• [Exercise aim]: Search the data below for the string "JSON". Extract every line that contains it.

(Dataset rows about figures)
■ ■ ■ ■ ■

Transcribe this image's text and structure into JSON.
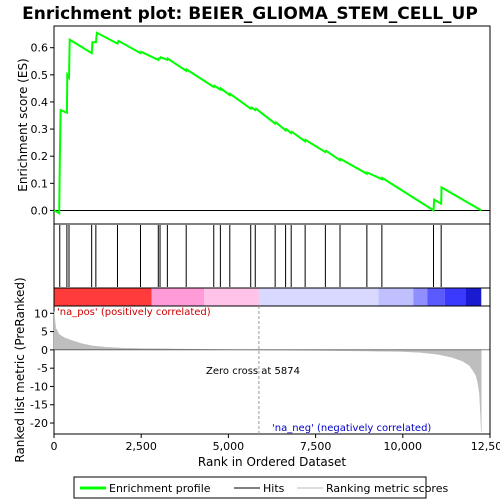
{
  "chart_data": {
    "type": "line",
    "title": "Enrichment plot: BEIER_GLIOMA_STEM_CELL_UP",
    "xlabel": "Rank in Ordered Dataset",
    "xlim": [
      0,
      12500
    ],
    "x_ticks": [
      0,
      2500,
      5000,
      7500,
      10000,
      12500
    ],
    "x_tick_labels": [
      "0",
      "2,500",
      "5,000",
      "7,500",
      "10,000",
      "12,500"
    ],
    "es_panel": {
      "ylabel": "Enrichment score (ES)",
      "ylim": [
        -0.05,
        0.68
      ],
      "y_ticks": [
        0.0,
        0.1,
        0.2,
        0.3,
        0.4,
        0.5,
        0.6
      ],
      "y_tick_labels": [
        "0.0",
        "0.1",
        "0.2",
        "0.3",
        "0.4",
        "0.5",
        "0.6"
      ],
      "series": [
        {
          "name": "Enrichment profile",
          "color": "#00ff00",
          "x": [
            0,
            150,
            165,
            190,
            370,
            380,
            430,
            450,
            1080,
            1100,
            1200,
            1230,
            1820,
            1850,
            2480,
            2500,
            2990,
            3000,
            3040,
            3060,
            3250,
            3260,
            3790,
            3800,
            4580,
            4600,
            4770,
            4780,
            5040,
            5050,
            5640,
            5660,
            5770,
            5790,
            6340,
            6360,
            6640,
            6650,
            6800,
            6820,
            7200,
            7210,
            7780,
            7800,
            8200,
            8210,
            8970,
            8980,
            9400,
            9410,
            10880,
            10900,
            11100,
            11110,
            12250
          ],
          "y": [
            0.0,
            -0.01,
            0.18,
            0.37,
            0.36,
            0.5,
            0.49,
            0.63,
            0.58,
            0.62,
            0.62,
            0.655,
            0.615,
            0.625,
            0.58,
            0.585,
            0.555,
            0.56,
            0.56,
            0.565,
            0.555,
            0.56,
            0.515,
            0.52,
            0.455,
            0.46,
            0.445,
            0.45,
            0.425,
            0.43,
            0.375,
            0.38,
            0.37,
            0.375,
            0.32,
            0.325,
            0.295,
            0.3,
            0.285,
            0.29,
            0.255,
            0.26,
            0.215,
            0.22,
            0.185,
            0.19,
            0.135,
            0.14,
            0.115,
            0.12,
            0.0,
            0.04,
            0.025,
            0.085,
            0.0
          ]
        }
      ]
    },
    "hits": {
      "name": "Hits",
      "color": "#000000",
      "x": [
        165,
        370,
        430,
        1080,
        1200,
        1820,
        2480,
        2990,
        3040,
        3250,
        3790,
        4580,
        4770,
        5040,
        5640,
        5770,
        6340,
        6640,
        6800,
        7200,
        7780,
        8200,
        8970,
        9400,
        10880,
        11100
      ]
    },
    "color_bar": {
      "segments": [
        {
          "from": 0,
          "to": 2800,
          "color": "#ff3b3b"
        },
        {
          "from": 2800,
          "to": 4300,
          "color": "#ff9bd6"
        },
        {
          "from": 4300,
          "to": 5874,
          "color": "#ffc2e8"
        },
        {
          "from": 5874,
          "to": 9300,
          "color": "#d9d9ff"
        },
        {
          "from": 9300,
          "to": 10300,
          "color": "#c0c0ff"
        },
        {
          "from": 10300,
          "to": 10700,
          "color": "#8f8fff"
        },
        {
          "from": 10700,
          "to": 11200,
          "color": "#5a5aff"
        },
        {
          "from": 11200,
          "to": 11800,
          "color": "#3a3aff"
        },
        {
          "from": 11800,
          "to": 12250,
          "color": "#1a1ad0"
        }
      ]
    },
    "metric_panel": {
      "ylabel": "Ranked list metric (PreRanked)",
      "ylim": [
        -23,
        12
      ],
      "y_ticks": [
        10,
        5,
        0,
        -5,
        -10,
        -15,
        -20
      ],
      "y_tick_labels": [
        "10",
        "5",
        "0",
        "-5",
        "-10",
        "-15",
        "-20"
      ],
      "series": [
        {
          "name": "Ranking metric scores",
          "color": "#bebebe",
          "x": [
            0,
            50,
            150,
            300,
            500,
            800,
            1100,
            1500,
            2000,
            2500,
            3000,
            4000,
            5000,
            5874,
            7000,
            8000,
            9000,
            10000,
            10500,
            11000,
            11400,
            11700,
            11900,
            12000,
            12100,
            12150,
            12200,
            12230,
            12250
          ],
          "y": [
            10.5,
            6.0,
            4.2,
            3.3,
            2.6,
            1.7,
            1.1,
            0.7,
            0.45,
            0.35,
            0.3,
            0.15,
            0.05,
            0.0,
            -0.1,
            -0.2,
            -0.3,
            -0.45,
            -0.7,
            -1.2,
            -2.0,
            -3.0,
            -4.2,
            -5.5,
            -7.0,
            -9.0,
            -12.0,
            -18.0,
            -22.5
          ]
        }
      ],
      "annotations": {
        "pos_label": "'na_pos' (positively correlated)",
        "neg_label": "'na_neg' (negatively correlated)",
        "zero_cross": "Zero cross at 5874",
        "zero_cross_x": 5874
      }
    },
    "legend": {
      "placement": "bottom",
      "entries": [
        "Enrichment profile",
        "Hits",
        "Ranking metric scores"
      ]
    }
  }
}
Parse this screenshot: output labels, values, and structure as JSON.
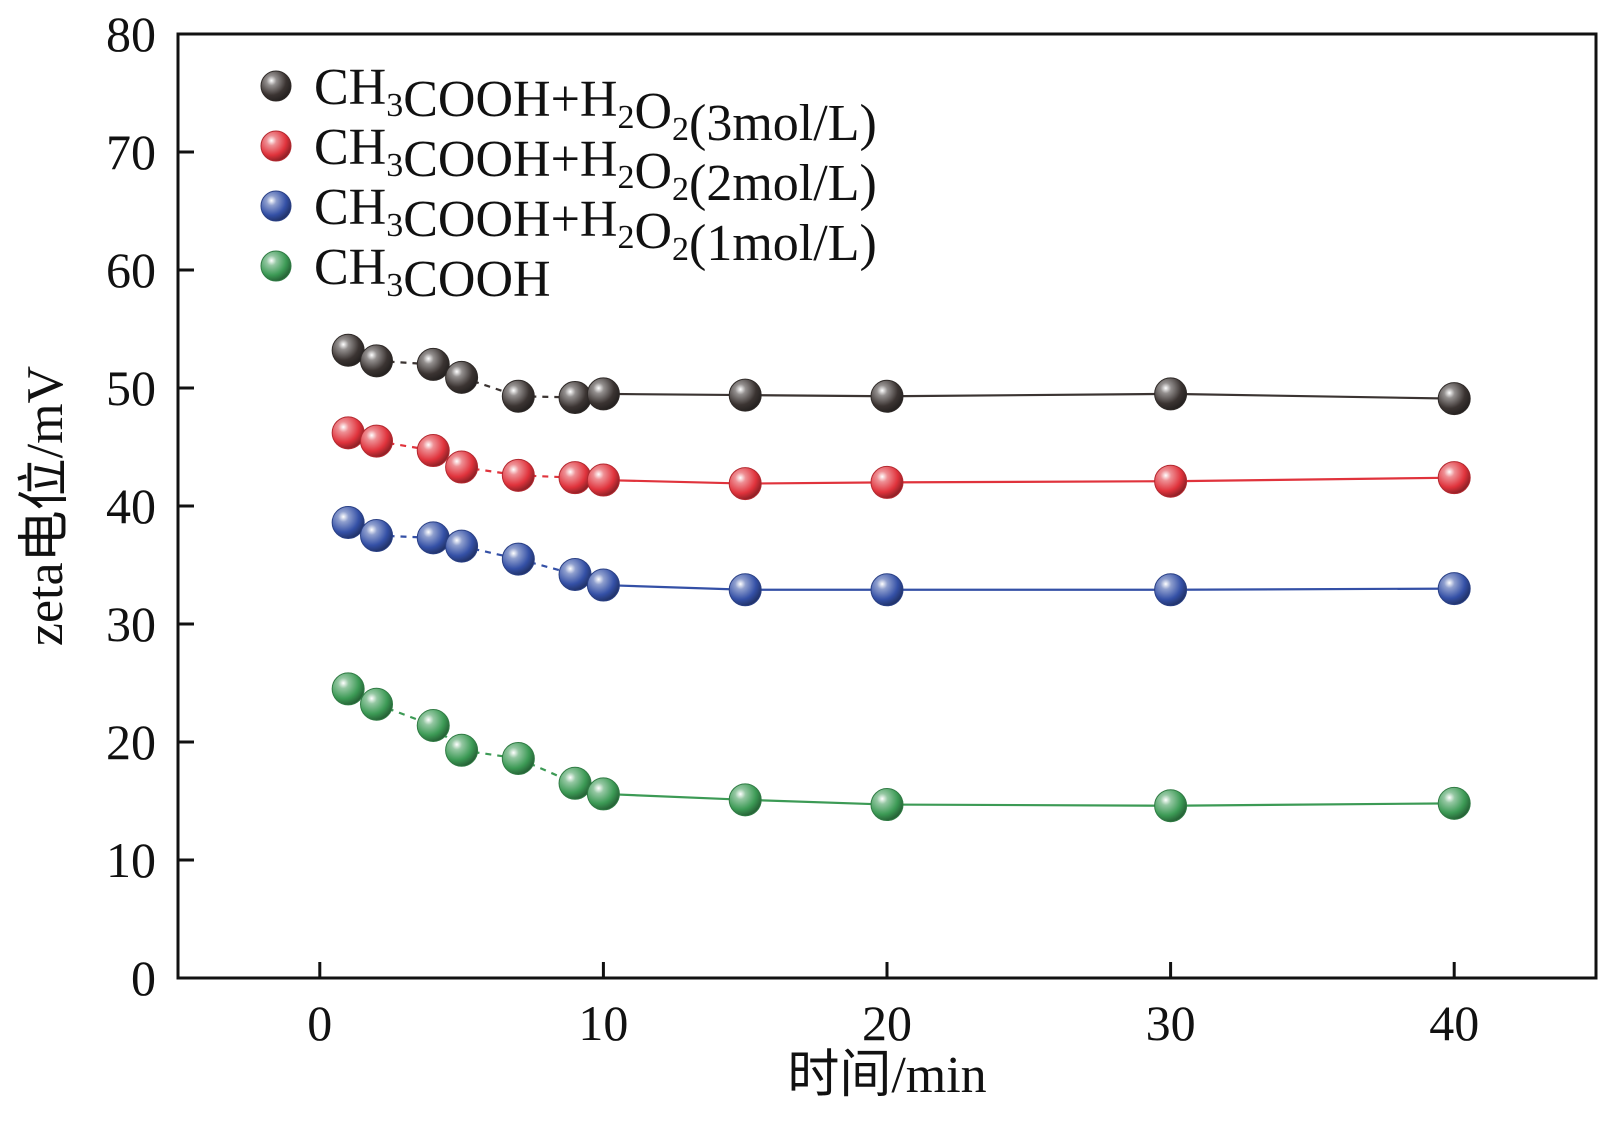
{
  "chart_data": {
    "type": "scatter",
    "title": "",
    "xlabel": "时间/min",
    "ylabel": "zeta电位/mV",
    "xlim": [
      -5,
      45
    ],
    "ylim": [
      0,
      80
    ],
    "xticks": [
      0,
      10,
      20,
      30,
      40
    ],
    "yticks": [
      0,
      10,
      20,
      30,
      40,
      50,
      60,
      70,
      80
    ],
    "grid": false,
    "legend_position": "top-left",
    "x": [
      1,
      2,
      4,
      5,
      7,
      9,
      10,
      15,
      20,
      30,
      40
    ],
    "dashed_until_x": 10,
    "series": [
      {
        "name": "CH3COOH+H2O2(3mol/L)",
        "legend_parts": [
          {
            "t": "CH",
            "sub": false
          },
          {
            "t": "3",
            "sub": true
          },
          {
            "t": "COOH+H",
            "sub": false
          },
          {
            "t": "2",
            "sub": true
          },
          {
            "t": "O",
            "sub": false
          },
          {
            "t": "2",
            "sub": true
          },
          {
            "t": "(3mol/L)",
            "sub": false
          }
        ],
        "color": "#3b3432",
        "y": [
          53.2,
          52.3,
          52.0,
          50.9,
          49.3,
          49.2,
          49.5,
          49.4,
          49.3,
          49.5,
          49.1
        ]
      },
      {
        "name": "CH3COOH+H2O2(2mol/L)",
        "legend_parts": [
          {
            "t": "CH",
            "sub": false
          },
          {
            "t": "3",
            "sub": true
          },
          {
            "t": "COOH+H",
            "sub": false
          },
          {
            "t": "2",
            "sub": true
          },
          {
            "t": "O",
            "sub": false
          },
          {
            "t": "2",
            "sub": true
          },
          {
            "t": "(2mol/L)",
            "sub": false
          }
        ],
        "color": "#e0333c",
        "y": [
          46.2,
          45.5,
          44.7,
          43.3,
          42.6,
          42.4,
          42.2,
          41.9,
          42.0,
          42.1,
          42.4
        ]
      },
      {
        "name": "CH3COOH+H2O2(1mol/L)",
        "legend_parts": [
          {
            "t": "CH",
            "sub": false
          },
          {
            "t": "3",
            "sub": true
          },
          {
            "t": "COOH+H",
            "sub": false
          },
          {
            "t": "2",
            "sub": true
          },
          {
            "t": "O",
            "sub": false
          },
          {
            "t": "2",
            "sub": true
          },
          {
            "t": "(1mol/L)",
            "sub": false
          }
        ],
        "color": "#3450a6",
        "y": [
          38.6,
          37.5,
          37.3,
          36.6,
          35.5,
          34.2,
          33.3,
          32.9,
          32.9,
          32.9,
          33.0
        ]
      },
      {
        "name": "CH3COOH",
        "legend_parts": [
          {
            "t": "CH",
            "sub": false
          },
          {
            "t": "3",
            "sub": true
          },
          {
            "t": "COOH",
            "sub": false
          }
        ],
        "color": "#3c9a55",
        "y": [
          24.5,
          23.2,
          21.4,
          19.3,
          18.6,
          16.5,
          15.6,
          15.1,
          14.7,
          14.6,
          14.8
        ]
      }
    ]
  }
}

■ ■ ■ ■ ■

• [Problem solution]:
Transcribe this image's text and structure into JSON.
Parse this screenshot: output labels, values, and structure as JSON.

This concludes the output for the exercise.